Records from a collection
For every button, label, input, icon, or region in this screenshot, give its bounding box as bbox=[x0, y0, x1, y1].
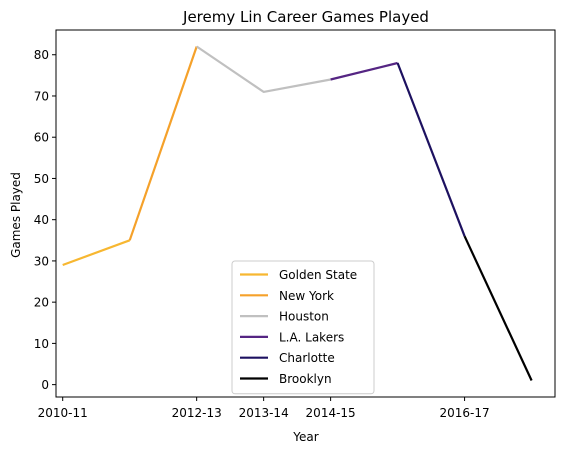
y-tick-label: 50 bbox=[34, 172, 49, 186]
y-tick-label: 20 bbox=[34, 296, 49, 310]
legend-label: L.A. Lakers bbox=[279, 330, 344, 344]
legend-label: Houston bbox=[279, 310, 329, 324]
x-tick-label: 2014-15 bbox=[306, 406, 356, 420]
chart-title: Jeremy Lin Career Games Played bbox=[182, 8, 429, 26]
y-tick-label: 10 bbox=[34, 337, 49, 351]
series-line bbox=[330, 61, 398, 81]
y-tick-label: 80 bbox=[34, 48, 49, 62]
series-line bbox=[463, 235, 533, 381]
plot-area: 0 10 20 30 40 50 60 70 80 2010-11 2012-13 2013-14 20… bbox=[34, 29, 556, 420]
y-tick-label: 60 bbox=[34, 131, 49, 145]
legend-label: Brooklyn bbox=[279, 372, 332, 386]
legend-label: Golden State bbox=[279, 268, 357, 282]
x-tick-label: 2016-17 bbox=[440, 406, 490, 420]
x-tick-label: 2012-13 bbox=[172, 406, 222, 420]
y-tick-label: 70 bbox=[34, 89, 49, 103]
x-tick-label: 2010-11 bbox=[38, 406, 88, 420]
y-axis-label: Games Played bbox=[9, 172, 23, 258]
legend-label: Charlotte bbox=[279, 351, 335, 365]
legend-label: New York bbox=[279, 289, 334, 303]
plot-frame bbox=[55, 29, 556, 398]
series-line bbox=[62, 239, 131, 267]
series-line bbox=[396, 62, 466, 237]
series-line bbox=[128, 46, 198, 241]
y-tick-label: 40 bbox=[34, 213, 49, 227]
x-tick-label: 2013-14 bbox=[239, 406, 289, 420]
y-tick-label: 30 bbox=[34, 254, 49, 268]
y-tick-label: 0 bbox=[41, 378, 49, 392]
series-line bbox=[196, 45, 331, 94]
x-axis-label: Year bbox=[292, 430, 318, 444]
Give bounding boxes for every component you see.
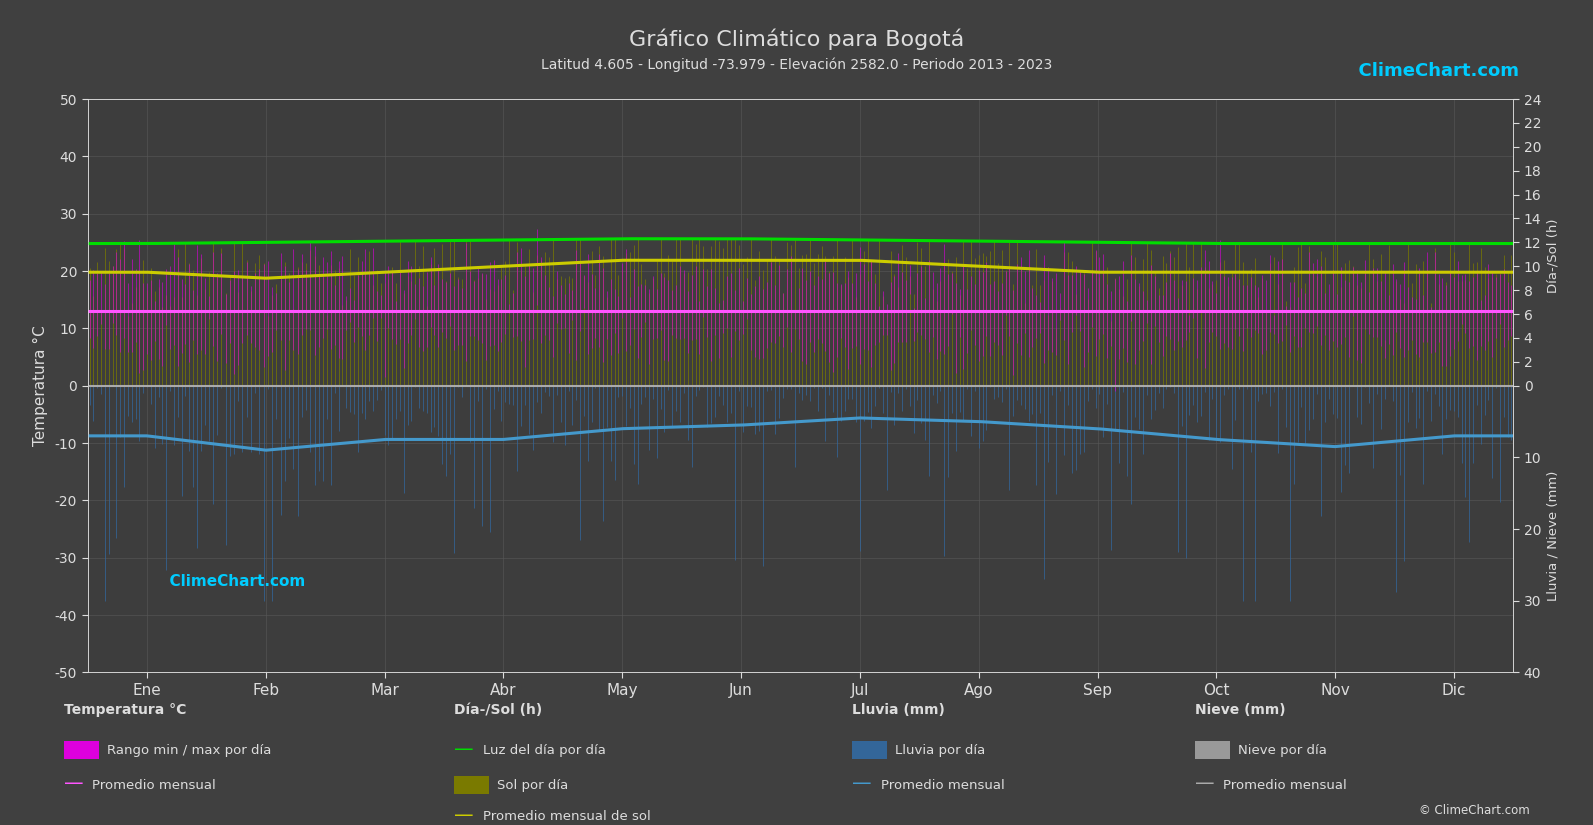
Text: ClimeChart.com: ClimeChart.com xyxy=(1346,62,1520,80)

Given task >>
Please print the lines of the records above exactly as they appear, from the line with "y-tick-label: 50 bbox=[34, 172, 49, 186]" to the line with "series-line bbox=[330, 61, 398, 81]", including both of those lines.

Response >>
y-tick-label: 50 bbox=[34, 172, 49, 186]
y-tick-label: 20 bbox=[34, 296, 49, 310]
legend-label: L.A. Lakers bbox=[279, 330, 344, 344]
legend-label: Houston bbox=[279, 310, 329, 324]
x-tick-label: 2014-15 bbox=[306, 406, 356, 420]
chart-title: Jeremy Lin Career Games Played bbox=[182, 8, 429, 26]
y-tick-label: 10 bbox=[34, 337, 49, 351]
series-line bbox=[330, 61, 398, 81]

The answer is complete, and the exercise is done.